*Set problem*: Copy every record exactly, and keep the pictures out.
[Start of Rows]
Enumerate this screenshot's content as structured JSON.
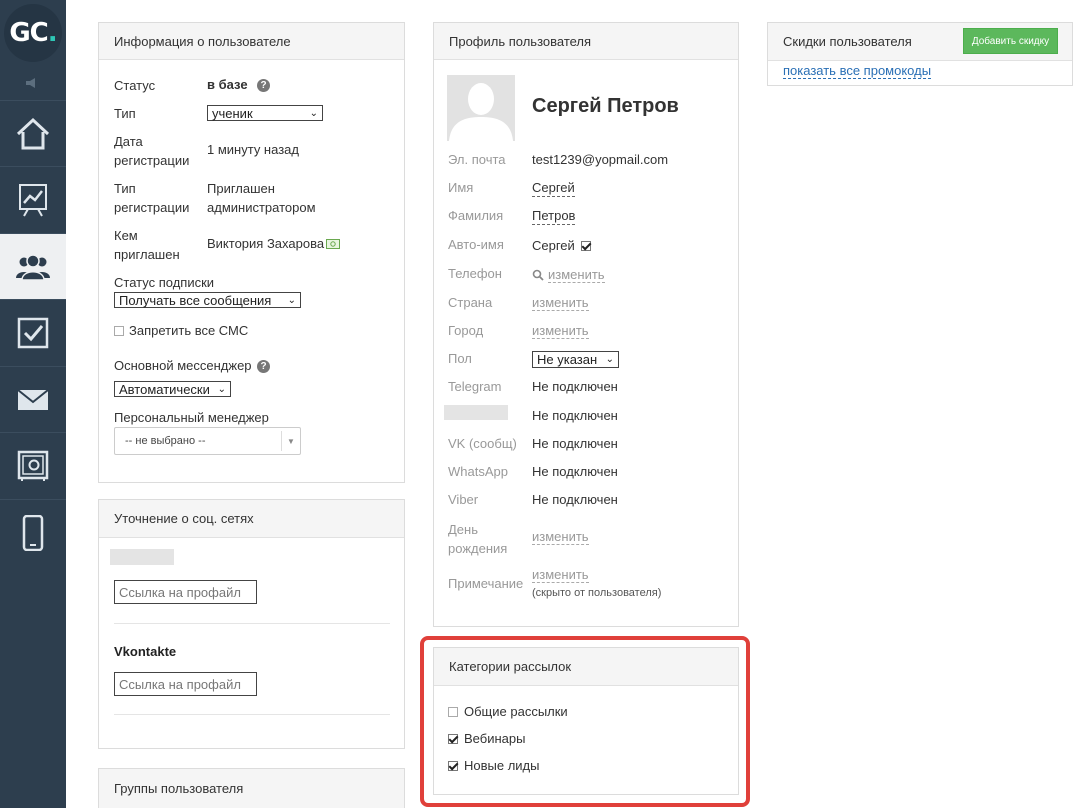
{
  "app": {
    "logo_text": "GC",
    "logo_dot": "."
  },
  "colors": {
    "sidebar": "#2d3e4e",
    "accent": "#2ec7b6",
    "highlight": "#e0403a",
    "button": "#5cb85c",
    "link": "#2a6fb5"
  },
  "sidebar": {
    "items": [
      {
        "icon": "home-icon"
      },
      {
        "icon": "chart-icon"
      },
      {
        "icon": "users-icon",
        "active": true
      },
      {
        "icon": "checkbox-icon"
      },
      {
        "icon": "mail-icon"
      },
      {
        "icon": "safe-icon"
      },
      {
        "icon": "phone-icon"
      }
    ]
  },
  "user_info": {
    "title": "Информация о пользователе",
    "status_label": "Статус",
    "status_value": "в базе",
    "type_label": "Тип",
    "type_value": "ученик",
    "reg_date_label_1": "Дата",
    "reg_date_label_2": "регистрации",
    "reg_date_value": "1 минуту назад",
    "reg_type_label_1": "Тип",
    "reg_type_label_2": "регистрации",
    "reg_type_value_1": "Приглашен",
    "reg_type_value_2": "администратором",
    "invited_label_1": "Кем",
    "invited_label_2": "приглашен",
    "invited_value": "Виктория Захарова",
    "subscription_label": "Статус подписки",
    "subscription_value": "Получать все сообщения",
    "ban_sms_label": "Запретить все СМС",
    "messenger_label": "Основной мессенджер",
    "messenger_value": "Автоматически",
    "manager_label": "Персональный менеджер",
    "manager_value": "-- не выбрано --"
  },
  "social": {
    "title": "Уточнение о соц. сетях",
    "profile_placeholder": "Ссылка на профайл",
    "vk_label": "Vkontakte"
  },
  "groups": {
    "title": "Группы пользователя"
  },
  "profile": {
    "title": "Профиль пользователя",
    "name": "Сергей Петров",
    "email_label": "Эл. почта",
    "email_value": "test1239@yopmail.com",
    "first_name_label": "Имя",
    "first_name_value": "Сергей",
    "last_name_label": "Фамилия",
    "last_name_value": "Петров",
    "auto_name_label": "Авто-имя",
    "auto_name_value": "Сергей",
    "phone_label": "Телефон",
    "change": "изменить",
    "country_label": "Страна",
    "city_label": "Город",
    "gender_label": "Пол",
    "gender_value": "Не указан",
    "telegram_label": "Telegram",
    "not_connected": "Не подключен",
    "vk_label": "VK (сообщ)",
    "whatsapp_label": "WhatsApp",
    "viber_label": "Viber",
    "birthday_label_1": "День",
    "birthday_label_2": "рождения",
    "note_label": "Примечание",
    "note_hint": "(скрыто от пользователя)"
  },
  "mailing": {
    "title": "Категории рассылок",
    "items": [
      {
        "label": "Общие рассылки",
        "checked": false
      },
      {
        "label": "Вебинары",
        "checked": true
      },
      {
        "label": "Новые лиды",
        "checked": true
      }
    ]
  },
  "discounts": {
    "title": "Скидки пользователя",
    "add_button": "Добавить скидку",
    "show_promos": "показать все промокоды"
  }
}
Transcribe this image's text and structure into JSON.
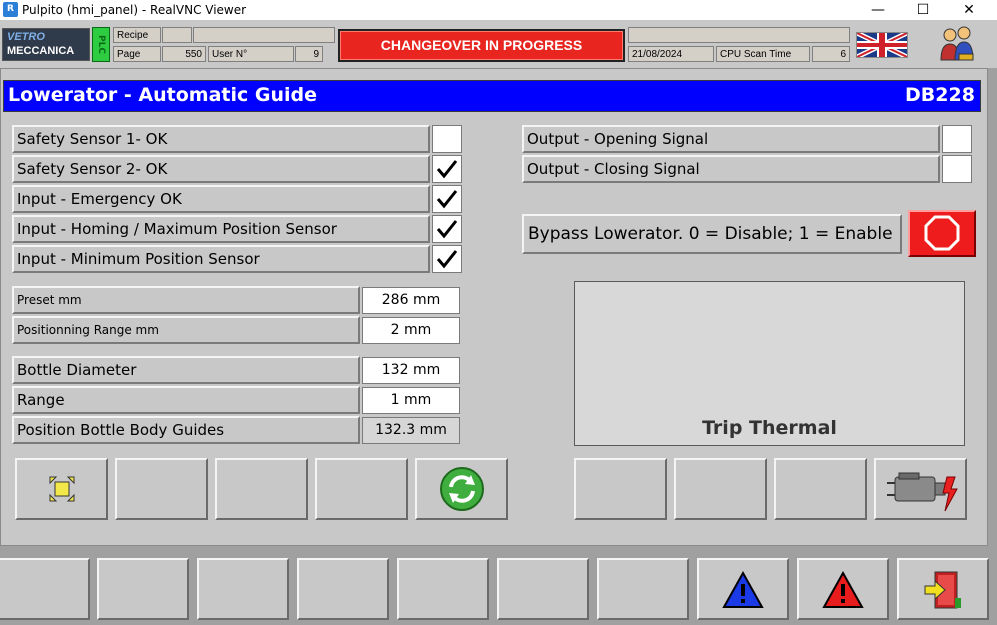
{
  "window": {
    "app_icon": "R",
    "title": "Pulpito (hmi_panel) - RealVNC Viewer",
    "minimize": "—",
    "maximize": "☐",
    "close": "✕"
  },
  "header": {
    "logo_line1": "VETRO",
    "logo_line2": "MECCANICA",
    "plc_label": "PLC",
    "recipe_label": "Recipe",
    "recipe_value": "",
    "page_label": "Page",
    "page_value": "550",
    "user_label": "User N°",
    "user_value": "9",
    "banner": "CHANGEOVER IN PROGRESS",
    "date": "21/08/2024",
    "scan_label": "CPU Scan Time",
    "scan_value": "6",
    "language_icon": "uk-flag-icon",
    "users_icon": "users-icon"
  },
  "panel": {
    "title": "Lowerator - Automatic Guide",
    "id": "DB228"
  },
  "status_rows": [
    {
      "label": "Safety Sensor 1- OK",
      "checked": false
    },
    {
      "label": "Safety Sensor 2- OK",
      "checked": true
    },
    {
      "label": "Input - Emergency OK",
      "checked": true
    },
    {
      "label": "Input - Homing / Maximum Position Sensor",
      "checked": true
    },
    {
      "label": "Input -  Minimum Position Sensor",
      "checked": true
    }
  ],
  "outputs": [
    {
      "label": "Output - Opening Signal",
      "checked": false
    },
    {
      "label": "Output - Closing Signal",
      "checked": false
    }
  ],
  "params_small": [
    {
      "label": "Preset mm",
      "value": "286 mm"
    },
    {
      "label": "Positionning Range mm",
      "value": "2 mm"
    }
  ],
  "params": [
    {
      "label": "Bottle Diameter",
      "value": "132 mm",
      "readonly": false
    },
    {
      "label": "Range",
      "value": "1 mm",
      "readonly": false
    },
    {
      "label": "Position Bottle Body Guides",
      "value": "132.3 mm",
      "readonly": true
    }
  ],
  "bypass": {
    "label": "Bypass Lowerator. 0 = Disable; 1 = Enable",
    "state_icon": "circle-icon",
    "color": "#ee1c1c"
  },
  "trip": {
    "label": "Trip Thermal"
  },
  "colors": {
    "title_bar": "#0000ff",
    "banner": "#e8251f",
    "panel": "#c8c8c8",
    "plc": "#2ecc40"
  }
}
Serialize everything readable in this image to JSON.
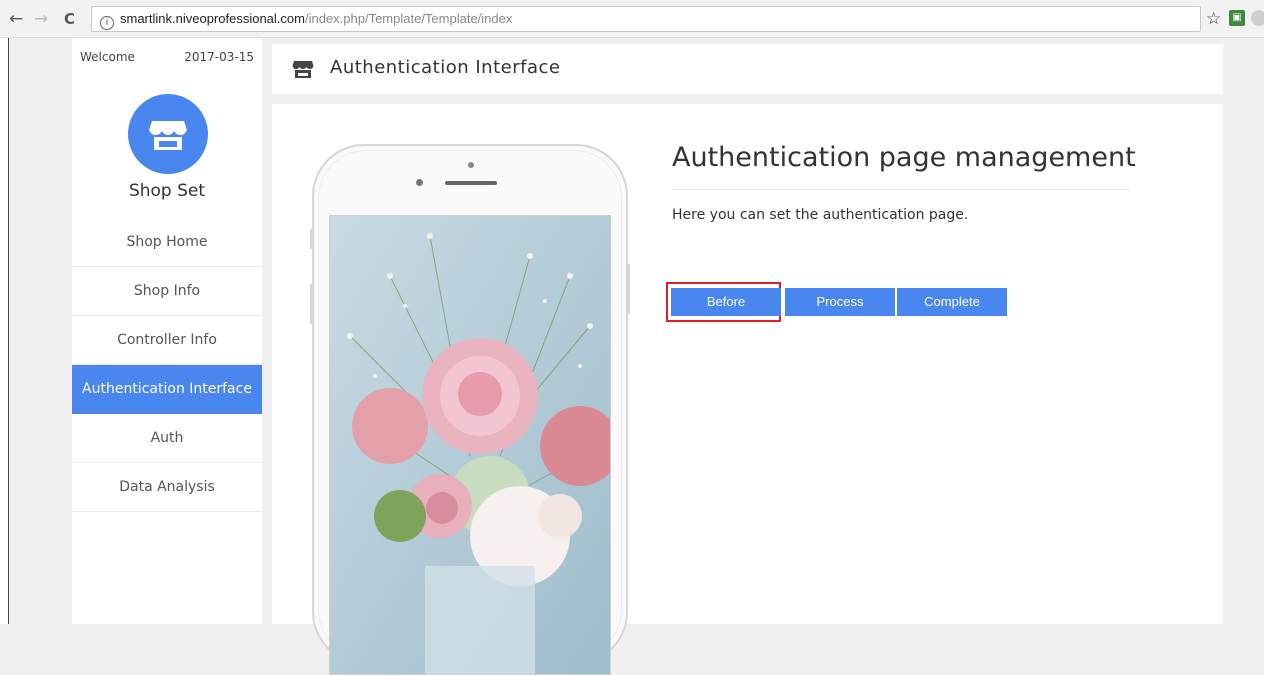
[End of Rows]
*Answer to the exercise*:
Enumerate this screenshot's content as structured JSON.
{
  "app": {
    "logo_text": "GC",
    "logo_dot": "."
  },
  "colors": {
    "sidebar": "#2d3e4e",
    "accent": "#2ec7b6",
    "highlight": "#e0403a",
    "button": "#5cb85c",
    "link": "#2a6fb5"
  },
  "sidebar": {
    "items": [
      {
        "icon": "home-icon"
      },
      {
        "icon": "chart-icon"
      },
      {
        "icon": "users-icon",
        "active": true
      },
      {
        "icon": "checkbox-icon"
      },
      {
        "icon": "mail-icon"
      },
      {
        "icon": "safe-icon"
      },
      {
        "icon": "phone-icon"
      }
    ]
  },
  "user_info": {
    "title": "Информация о пользователе",
    "status_label": "Статус",
    "status_value": "в базе",
    "type_label": "Тип",
    "type_value": "ученик",
    "reg_date_label_1": "Дата",
    "reg_date_label_2": "регистрации",
    "reg_date_value": "1 минуту назад",
    "reg_type_label_1": "Тип",
    "reg_type_label_2": "регистрации",
    "reg_type_value_1": "Приглашен",
    "reg_type_value_2": "администратором",
    "invited_label_1": "Кем",
    "invited_label_2": "приглашен",
    "invited_value": "Виктория Захарова",
    "subscription_label": "Статус подписки",
    "subscription_value": "Получать все сообщения",
    "ban_sms_label": "Запретить все СМС",
    "messenger_label": "Основной мессенджер",
    "messenger_value": "Автоматически",
    "manager_label": "Персональный менеджер",
    "manager_value": "-- не выбрано --"
  },
  "social": {
    "title": "Уточнение о соц. сетях",
    "profile_placeholder": "Ссылка на профайл",
    "vk_label": "Vkontakte"
  },
  "groups": {
    "title": "Группы пользователя"
  },
  "profile": {
    "title": "Профиль пользователя",
    "name": "Сергей Петров",
    "email_label": "Эл. почта",
    "email_value": "test1239@yopmail.com",
    "first_name_label": "Имя",
    "first_name_value": "Сергей",
    "last_name_label": "Фамилия",
    "last_name_value": "Петров",
    "auto_name_label": "Авто-имя",
    "auto_name_value": "Сергей",
    "phone_label": "Телефон",
    "change": "изменить",
    "country_label": "Страна",
    "city_label": "Город",
    "gender_label": "Пол",
    "gender_value": "Не указан",
    "telegram_label": "Telegram",
    "not_connected": "Не подключен",
    "vk_label": "VK (сообщ)",
    "whatsapp_label": "WhatsApp",
    "viber_label": "Viber",
    "birthday_label_1": "День",
    "birthday_label_2": "рождения",
    "note_label": "Примечание",
    "note_hint": "(скрыто от пользователя)"
  },
  "mailing": {
    "title": "Категории рассылок",
    "items": [
      {
        "label": "Общие рассылки",
        "checked": false
      },
      {
        "label": "Вебинары",
        "checked": true
      },
      {
        "label": "Новые лиды",
        "checked": true
      }
    ]
  },
  "discounts": {
    "title": "Скидки пользователя",
    "add_button": "Добавить скидку",
    "show_promos": "показать все промокоды"
  }
}
Transcribe this image's text and structure into JSON.
{
  "window": {
    "app_icon": "R",
    "title": "Pulpito (hmi_panel) - RealVNC Viewer",
    "minimize": "—",
    "maximize": "☐",
    "close": "✕"
  },
  "header": {
    "logo_line1": "VETRO",
    "logo_line2": "MECCANICA",
    "plc_label": "PLC",
    "recipe_label": "Recipe",
    "recipe_value": "",
    "page_label": "Page",
    "page_value": "550",
    "user_label": "User N°",
    "user_value": "9",
    "banner": "CHANGEOVER IN PROGRESS",
    "date": "21/08/2024",
    "scan_label": "CPU Scan Time",
    "scan_value": "6",
    "language_icon": "uk-flag-icon",
    "users_icon": "users-icon"
  },
  "panel": {
    "title": "Lowerator - Automatic Guide",
    "id": "DB228"
  },
  "status_rows": [
    {
      "label": "Safety Sensor 1- OK",
      "checked": false
    },
    {
      "label": "Safety Sensor 2- OK",
      "checked": true
    },
    {
      "label": "Input - Emergency OK",
      "checked": true
    },
    {
      "label": "Input - Homing / Maximum Position Sensor",
      "checked": true
    },
    {
      "label": "Input -  Minimum Position Sensor",
      "checked": true
    }
  ],
  "outputs": [
    {
      "label": "Output - Opening Signal",
      "checked": false
    },
    {
      "label": "Output - Closing Signal",
      "checked": false
    }
  ],
  "params_small": [
    {
      "label": "Preset mm",
      "value": "286 mm"
    },
    {
      "label": "Positionning Range mm",
      "value": "2 mm"
    }
  ],
  "params": [
    {
      "label": "Bottle Diameter",
      "value": "132 mm",
      "readonly": false
    },
    {
      "label": "Range",
      "value": "1 mm",
      "readonly": false
    },
    {
      "label": "Position Bottle Body Guides",
      "value": "132.3 mm",
      "readonly": true
    }
  ],
  "bypass": {
    "label": "Bypass Lowerator. 0 = Disable; 1 = Enable",
    "state_icon": "circle-icon",
    "color": "#ee1c1c"
  },
  "trip": {
    "label": "Trip Thermal"
  },
  "colors": {
    "title_bar": "#0000ff",
    "banner": "#e8251f",
    "panel": "#c8c8c8",
    "plc": "#2ecc40"
  }
}
Serialize everything readable in this image to JSON.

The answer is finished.